Given problem:
Copy out the entries below precisely; nothing is to be omitted.

[Data records]
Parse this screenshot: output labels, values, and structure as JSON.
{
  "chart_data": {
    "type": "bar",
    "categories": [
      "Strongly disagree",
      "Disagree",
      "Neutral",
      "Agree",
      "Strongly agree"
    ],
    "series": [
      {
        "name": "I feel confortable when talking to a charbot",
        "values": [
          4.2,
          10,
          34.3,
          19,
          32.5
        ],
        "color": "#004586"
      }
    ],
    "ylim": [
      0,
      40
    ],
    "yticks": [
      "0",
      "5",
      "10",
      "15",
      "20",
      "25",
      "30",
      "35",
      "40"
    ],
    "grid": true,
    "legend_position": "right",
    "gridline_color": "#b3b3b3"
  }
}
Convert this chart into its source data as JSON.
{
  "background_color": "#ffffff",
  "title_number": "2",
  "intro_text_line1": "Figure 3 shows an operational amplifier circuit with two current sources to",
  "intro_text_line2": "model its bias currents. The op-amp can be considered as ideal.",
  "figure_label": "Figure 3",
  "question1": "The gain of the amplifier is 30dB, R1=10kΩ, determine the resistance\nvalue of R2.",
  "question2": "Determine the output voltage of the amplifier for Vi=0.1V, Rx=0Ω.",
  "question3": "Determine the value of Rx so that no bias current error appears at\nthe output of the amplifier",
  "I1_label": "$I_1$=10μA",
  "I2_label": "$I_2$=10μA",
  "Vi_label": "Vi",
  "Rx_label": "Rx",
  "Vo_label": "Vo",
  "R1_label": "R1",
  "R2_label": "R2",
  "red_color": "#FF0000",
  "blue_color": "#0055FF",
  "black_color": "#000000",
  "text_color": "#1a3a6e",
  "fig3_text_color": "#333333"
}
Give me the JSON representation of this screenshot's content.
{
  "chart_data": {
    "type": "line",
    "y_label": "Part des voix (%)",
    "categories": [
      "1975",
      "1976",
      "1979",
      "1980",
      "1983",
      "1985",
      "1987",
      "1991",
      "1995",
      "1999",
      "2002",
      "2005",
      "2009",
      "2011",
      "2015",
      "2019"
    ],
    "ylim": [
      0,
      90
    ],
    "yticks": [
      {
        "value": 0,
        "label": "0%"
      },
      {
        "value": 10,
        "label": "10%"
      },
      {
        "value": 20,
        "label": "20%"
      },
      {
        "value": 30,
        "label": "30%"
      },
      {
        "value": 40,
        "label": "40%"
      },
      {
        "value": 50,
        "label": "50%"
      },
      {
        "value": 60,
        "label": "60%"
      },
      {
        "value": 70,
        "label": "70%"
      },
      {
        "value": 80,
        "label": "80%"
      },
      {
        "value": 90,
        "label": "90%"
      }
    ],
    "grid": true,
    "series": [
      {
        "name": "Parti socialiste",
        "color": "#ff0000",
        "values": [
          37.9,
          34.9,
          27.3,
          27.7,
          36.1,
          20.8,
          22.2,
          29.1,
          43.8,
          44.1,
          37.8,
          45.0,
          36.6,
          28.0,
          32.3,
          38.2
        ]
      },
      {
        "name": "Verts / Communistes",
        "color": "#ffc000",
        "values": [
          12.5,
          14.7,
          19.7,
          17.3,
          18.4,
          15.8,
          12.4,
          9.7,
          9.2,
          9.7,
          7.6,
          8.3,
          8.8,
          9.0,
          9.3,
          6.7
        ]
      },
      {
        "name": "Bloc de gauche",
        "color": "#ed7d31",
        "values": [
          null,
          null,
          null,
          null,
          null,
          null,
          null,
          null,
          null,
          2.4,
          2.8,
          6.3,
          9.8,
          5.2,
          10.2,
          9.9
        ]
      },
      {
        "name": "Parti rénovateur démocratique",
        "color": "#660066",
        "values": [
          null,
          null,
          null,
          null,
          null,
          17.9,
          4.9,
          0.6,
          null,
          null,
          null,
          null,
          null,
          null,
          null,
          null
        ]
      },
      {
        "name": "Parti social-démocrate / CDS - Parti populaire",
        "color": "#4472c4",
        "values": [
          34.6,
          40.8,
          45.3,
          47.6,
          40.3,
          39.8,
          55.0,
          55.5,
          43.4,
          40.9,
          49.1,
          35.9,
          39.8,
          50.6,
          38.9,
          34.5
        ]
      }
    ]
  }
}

Solution below:
Parse this screenshot: output labels, values, and structure as JSON.
{
  "chart_data": {
    "type": "bar",
    "categories": [
      "Strongly disagree",
      "Disagree",
      "Neutral",
      "Agree",
      "Strongly agree"
    ],
    "series": [
      {
        "name": "I feel confortable when talking to a charbot",
        "values": [
          4.2,
          10,
          34.3,
          19,
          32.5
        ],
        "color": "#004586"
      }
    ],
    "ylim": [
      0,
      40
    ],
    "yticks": [
      "0",
      "5",
      "10",
      "15",
      "20",
      "25",
      "30",
      "35",
      "40"
    ],
    "grid": true,
    "legend_position": "right",
    "gridline_color": "#b3b3b3"
  }
}
Convert this chart into its source data as JSON.
{
  "background_color": "#ffffff",
  "title_number": "2",
  "intro_text_line1": "Figure 3 shows an operational amplifier circuit with two current sources to",
  "intro_text_line2": "model its bias currents. The op-amp can be considered as ideal.",
  "figure_label": "Figure 3",
  "question1": "The gain of the amplifier is 30dB, R1=10kΩ, determine the resistance\nvalue of R2.",
  "question2": "Determine the output voltage of the amplifier for Vi=0.1V, Rx=0Ω.",
  "question3": "Determine the value of Rx so that no bias current error appears at\nthe output of the amplifier",
  "I1_label": "$I_1$=10μA",
  "I2_label": "$I_2$=10μA",
  "Vi_label": "Vi",
  "Rx_label": "Rx",
  "Vo_label": "Vo",
  "R1_label": "R1",
  "R2_label": "R2",
  "red_color": "#FF0000",
  "blue_color": "#0055FF",
  "black_color": "#000000",
  "text_color": "#1a3a6e",
  "fig3_text_color": "#333333"
}
Give me the JSON representation of this screenshot's content.
{
  "chart_data": {
    "type": "line",
    "y_label": "Part des voix (%)",
    "categories": [
      "1975",
      "1976",
      "1979",
      "1980",
      "1983",
      "1985",
      "1987",
      "1991",
      "1995",
      "1999",
      "2002",
      "2005",
      "2009",
      "2011",
      "2015",
      "2019"
    ],
    "ylim": [
      0,
      90
    ],
    "yticks": [
      {
        "value": 0,
        "label": "0%"
      },
      {
        "value": 10,
        "label": "10%"
      },
      {
        "value": 20,
        "label": "20%"
      },
      {
        "value": 30,
        "label": "30%"
      },
      {
        "value": 40,
        "label": "40%"
      },
      {
        "value": 50,
        "label": "50%"
      },
      {
        "value": 60,
        "label": "60%"
      },
      {
        "value": 70,
        "label": "70%"
      },
      {
        "value": 80,
        "label": "80%"
      },
      {
        "value": 90,
        "label": "90%"
      }
    ],
    "grid": true,
    "series": [
      {
        "name": "Parti socialiste",
        "color": "#ff0000",
        "values": [
          37.9,
          34.9,
          27.3,
          27.7,
          36.1,
          20.8,
          22.2,
          29.1,
          43.8,
          44.1,
          37.8,
          45.0,
          36.6,
          28.0,
          32.3,
          38.2
        ]
      },
      {
        "name": "Verts / Communistes",
        "color": "#ffc000",
        "values": [
          12.5,
          14.7,
          19.7,
          17.3,
          18.4,
          15.8,
          12.4,
          9.7,
          9.2,
          9.7,
          7.6,
          8.3,
          8.8,
          9.0,
          9.3,
          6.7
        ]
      },
      {
        "name": "Bloc de gauche",
        "color": "#ed7d31",
        "values": [
          null,
          null,
          null,
          null,
          null,
          null,
          null,
          null,
          null,
          2.4,
          2.8,
          6.3,
          9.8,
          5.2,
          10.2,
          9.9
        ]
      },
      {
        "name": "Parti rénovateur démocratique",
        "color": "#660066",
        "values": [
          null,
          null,
          null,
          null,
          null,
          17.9,
          4.9,
          0.6,
          null,
          null,
          null,
          null,
          null,
          null,
          null,
          null
        ]
      },
      {
        "name": "Parti social-démocrate / CDS - Parti populaire",
        "color": "#4472c4",
        "values": [
          34.6,
          40.8,
          45.3,
          47.6,
          40.3,
          39.8,
          55.0,
          55.5,
          43.4,
          40.9,
          49.1,
          35.9,
          39.8,
          50.6,
          38.9,
          34.5
        ]
      }
    ]
  }
}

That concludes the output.